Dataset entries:
BEGIN

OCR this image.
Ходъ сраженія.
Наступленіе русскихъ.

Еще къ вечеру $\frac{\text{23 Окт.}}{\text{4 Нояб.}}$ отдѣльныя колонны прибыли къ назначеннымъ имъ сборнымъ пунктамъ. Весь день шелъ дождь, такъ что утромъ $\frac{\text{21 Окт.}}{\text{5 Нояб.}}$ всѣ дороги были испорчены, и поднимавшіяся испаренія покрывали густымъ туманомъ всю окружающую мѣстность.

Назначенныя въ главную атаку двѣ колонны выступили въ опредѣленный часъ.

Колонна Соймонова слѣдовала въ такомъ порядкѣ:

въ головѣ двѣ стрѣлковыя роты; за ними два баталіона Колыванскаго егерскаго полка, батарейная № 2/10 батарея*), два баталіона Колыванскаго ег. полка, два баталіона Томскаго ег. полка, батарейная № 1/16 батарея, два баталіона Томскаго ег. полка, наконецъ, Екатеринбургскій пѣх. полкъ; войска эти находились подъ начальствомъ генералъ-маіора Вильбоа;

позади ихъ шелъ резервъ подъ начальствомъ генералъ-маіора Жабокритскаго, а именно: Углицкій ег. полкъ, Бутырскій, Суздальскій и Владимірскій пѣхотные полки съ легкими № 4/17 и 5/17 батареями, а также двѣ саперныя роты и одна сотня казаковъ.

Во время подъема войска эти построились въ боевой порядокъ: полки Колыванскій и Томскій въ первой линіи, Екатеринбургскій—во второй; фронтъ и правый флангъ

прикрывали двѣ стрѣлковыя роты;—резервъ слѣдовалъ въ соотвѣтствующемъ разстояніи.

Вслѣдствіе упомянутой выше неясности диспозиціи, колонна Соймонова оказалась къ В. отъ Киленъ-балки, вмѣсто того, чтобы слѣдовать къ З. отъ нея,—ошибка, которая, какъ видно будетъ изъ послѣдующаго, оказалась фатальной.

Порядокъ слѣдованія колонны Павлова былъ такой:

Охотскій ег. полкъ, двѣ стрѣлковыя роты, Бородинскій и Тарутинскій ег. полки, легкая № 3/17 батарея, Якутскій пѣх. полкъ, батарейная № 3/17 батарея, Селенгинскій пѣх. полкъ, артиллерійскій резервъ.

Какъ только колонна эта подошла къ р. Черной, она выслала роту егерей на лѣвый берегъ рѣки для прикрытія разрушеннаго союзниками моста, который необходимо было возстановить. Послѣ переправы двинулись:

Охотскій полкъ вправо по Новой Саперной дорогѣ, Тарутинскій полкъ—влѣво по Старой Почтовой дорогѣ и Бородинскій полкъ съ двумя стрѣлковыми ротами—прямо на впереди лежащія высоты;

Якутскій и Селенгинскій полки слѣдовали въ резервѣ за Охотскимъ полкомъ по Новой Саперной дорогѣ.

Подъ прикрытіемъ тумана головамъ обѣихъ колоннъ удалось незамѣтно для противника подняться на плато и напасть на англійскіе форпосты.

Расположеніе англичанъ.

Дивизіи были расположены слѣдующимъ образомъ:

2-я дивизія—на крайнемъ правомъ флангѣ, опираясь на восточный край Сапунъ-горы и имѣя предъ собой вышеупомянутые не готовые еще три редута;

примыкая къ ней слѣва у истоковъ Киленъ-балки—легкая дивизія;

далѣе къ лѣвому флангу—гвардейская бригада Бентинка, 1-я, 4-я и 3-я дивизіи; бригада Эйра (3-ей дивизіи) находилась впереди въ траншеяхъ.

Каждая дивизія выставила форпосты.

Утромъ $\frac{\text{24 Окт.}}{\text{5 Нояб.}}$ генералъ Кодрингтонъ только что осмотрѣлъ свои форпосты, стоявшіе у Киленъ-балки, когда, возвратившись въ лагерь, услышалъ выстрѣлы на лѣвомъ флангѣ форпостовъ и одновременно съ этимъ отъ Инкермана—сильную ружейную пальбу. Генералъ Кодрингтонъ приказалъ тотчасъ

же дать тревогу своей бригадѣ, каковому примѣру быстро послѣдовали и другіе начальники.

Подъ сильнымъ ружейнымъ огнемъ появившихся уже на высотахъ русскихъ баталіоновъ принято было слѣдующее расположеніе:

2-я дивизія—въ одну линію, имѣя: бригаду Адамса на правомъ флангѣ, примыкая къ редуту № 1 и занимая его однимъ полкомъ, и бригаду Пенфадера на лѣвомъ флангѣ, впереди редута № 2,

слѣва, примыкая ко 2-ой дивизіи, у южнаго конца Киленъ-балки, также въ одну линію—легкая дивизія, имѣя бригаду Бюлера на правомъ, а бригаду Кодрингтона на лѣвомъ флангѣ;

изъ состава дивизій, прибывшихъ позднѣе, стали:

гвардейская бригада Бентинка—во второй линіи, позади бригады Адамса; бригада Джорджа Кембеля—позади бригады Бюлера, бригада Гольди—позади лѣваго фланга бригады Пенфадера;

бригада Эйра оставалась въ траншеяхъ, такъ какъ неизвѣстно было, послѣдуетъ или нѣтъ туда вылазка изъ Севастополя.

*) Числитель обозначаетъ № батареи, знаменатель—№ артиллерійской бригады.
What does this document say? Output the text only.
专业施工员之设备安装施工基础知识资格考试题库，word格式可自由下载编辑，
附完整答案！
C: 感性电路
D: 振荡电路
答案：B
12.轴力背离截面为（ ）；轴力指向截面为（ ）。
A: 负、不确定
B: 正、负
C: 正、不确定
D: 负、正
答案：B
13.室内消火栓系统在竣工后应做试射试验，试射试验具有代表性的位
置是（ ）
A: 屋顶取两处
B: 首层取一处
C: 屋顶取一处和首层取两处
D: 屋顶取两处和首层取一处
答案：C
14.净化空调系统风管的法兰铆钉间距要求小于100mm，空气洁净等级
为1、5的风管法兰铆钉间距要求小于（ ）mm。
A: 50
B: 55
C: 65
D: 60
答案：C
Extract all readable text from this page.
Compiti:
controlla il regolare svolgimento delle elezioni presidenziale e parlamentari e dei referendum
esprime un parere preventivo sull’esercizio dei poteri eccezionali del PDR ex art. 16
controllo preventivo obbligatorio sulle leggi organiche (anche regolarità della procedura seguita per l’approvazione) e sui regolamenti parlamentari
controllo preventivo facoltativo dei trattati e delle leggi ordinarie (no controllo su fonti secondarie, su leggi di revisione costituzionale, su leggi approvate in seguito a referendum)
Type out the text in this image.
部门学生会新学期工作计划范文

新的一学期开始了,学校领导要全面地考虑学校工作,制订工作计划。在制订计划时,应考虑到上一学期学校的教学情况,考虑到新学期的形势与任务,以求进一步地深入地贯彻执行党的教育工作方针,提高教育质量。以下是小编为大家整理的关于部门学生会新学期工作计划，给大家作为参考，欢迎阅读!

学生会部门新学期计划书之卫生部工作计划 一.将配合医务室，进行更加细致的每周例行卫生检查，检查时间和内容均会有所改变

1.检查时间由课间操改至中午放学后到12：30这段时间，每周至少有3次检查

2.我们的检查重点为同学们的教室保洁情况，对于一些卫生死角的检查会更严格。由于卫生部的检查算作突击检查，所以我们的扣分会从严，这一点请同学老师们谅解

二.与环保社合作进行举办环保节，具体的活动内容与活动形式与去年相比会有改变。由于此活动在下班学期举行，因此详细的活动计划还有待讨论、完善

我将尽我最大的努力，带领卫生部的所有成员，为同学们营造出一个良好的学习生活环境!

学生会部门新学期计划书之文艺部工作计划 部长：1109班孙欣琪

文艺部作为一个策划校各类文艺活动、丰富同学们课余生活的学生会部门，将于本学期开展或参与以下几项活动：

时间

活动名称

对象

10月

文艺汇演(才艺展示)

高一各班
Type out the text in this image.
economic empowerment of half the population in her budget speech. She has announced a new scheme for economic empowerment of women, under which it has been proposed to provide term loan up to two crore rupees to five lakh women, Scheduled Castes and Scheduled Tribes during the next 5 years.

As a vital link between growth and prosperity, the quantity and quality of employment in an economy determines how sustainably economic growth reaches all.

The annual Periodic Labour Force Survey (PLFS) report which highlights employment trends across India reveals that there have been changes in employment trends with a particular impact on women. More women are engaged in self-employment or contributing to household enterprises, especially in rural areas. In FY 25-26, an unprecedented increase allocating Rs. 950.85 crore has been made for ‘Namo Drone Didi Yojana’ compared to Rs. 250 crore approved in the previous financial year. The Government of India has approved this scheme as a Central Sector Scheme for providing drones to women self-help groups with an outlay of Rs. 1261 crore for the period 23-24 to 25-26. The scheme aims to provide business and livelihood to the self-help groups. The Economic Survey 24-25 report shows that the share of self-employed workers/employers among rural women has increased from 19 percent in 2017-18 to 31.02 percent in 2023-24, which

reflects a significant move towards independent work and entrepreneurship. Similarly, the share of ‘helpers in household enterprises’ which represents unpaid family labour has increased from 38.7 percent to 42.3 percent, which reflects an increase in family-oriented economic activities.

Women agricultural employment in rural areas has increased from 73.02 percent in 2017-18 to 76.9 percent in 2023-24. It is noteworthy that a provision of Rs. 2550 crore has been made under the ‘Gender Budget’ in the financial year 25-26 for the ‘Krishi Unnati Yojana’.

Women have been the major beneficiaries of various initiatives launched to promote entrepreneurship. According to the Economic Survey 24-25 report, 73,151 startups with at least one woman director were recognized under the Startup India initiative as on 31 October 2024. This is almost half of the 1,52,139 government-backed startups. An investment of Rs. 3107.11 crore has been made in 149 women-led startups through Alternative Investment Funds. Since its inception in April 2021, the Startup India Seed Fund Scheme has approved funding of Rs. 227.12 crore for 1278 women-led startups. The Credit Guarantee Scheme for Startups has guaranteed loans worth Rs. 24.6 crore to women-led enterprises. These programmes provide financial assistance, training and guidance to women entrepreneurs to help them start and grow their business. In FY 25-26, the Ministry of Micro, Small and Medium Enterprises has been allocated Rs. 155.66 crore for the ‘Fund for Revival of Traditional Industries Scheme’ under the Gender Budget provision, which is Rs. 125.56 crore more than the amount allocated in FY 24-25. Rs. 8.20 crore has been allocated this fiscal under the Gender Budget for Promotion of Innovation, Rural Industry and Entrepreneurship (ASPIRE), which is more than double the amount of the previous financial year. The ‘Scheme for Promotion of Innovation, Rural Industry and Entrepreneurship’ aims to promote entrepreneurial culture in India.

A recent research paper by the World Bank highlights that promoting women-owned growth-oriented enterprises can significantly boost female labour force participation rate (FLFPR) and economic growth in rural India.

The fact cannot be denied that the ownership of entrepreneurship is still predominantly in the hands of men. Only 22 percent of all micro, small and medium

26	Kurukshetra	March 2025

END

AIM OF THE EXERCISE: Show each line of the listing that holds the string "бригада".

ANSWER TO THIS EXERCISE:
далѣе къ лѣвому флангу—гвардейская бригада Бентинка, 1-я, 4-я и 3-я дивизіи; бригада Эйра (3-ей дивизіи) находилась впереди въ траншеяхъ.
гвардейская бригада Бентинка—во второй линіи, позади бригады Адамса; бригада Джорджа Кембеля—позади бригады Бюлера, бригада Гольди—позади лѣваго фланга бригады Пенфадера;
бригада Эйра оставалась въ траншеяхъ, такъ какъ неизвѣстно было, послѣдуетъ или нѣтъ туда вылазка изъ Севастополя.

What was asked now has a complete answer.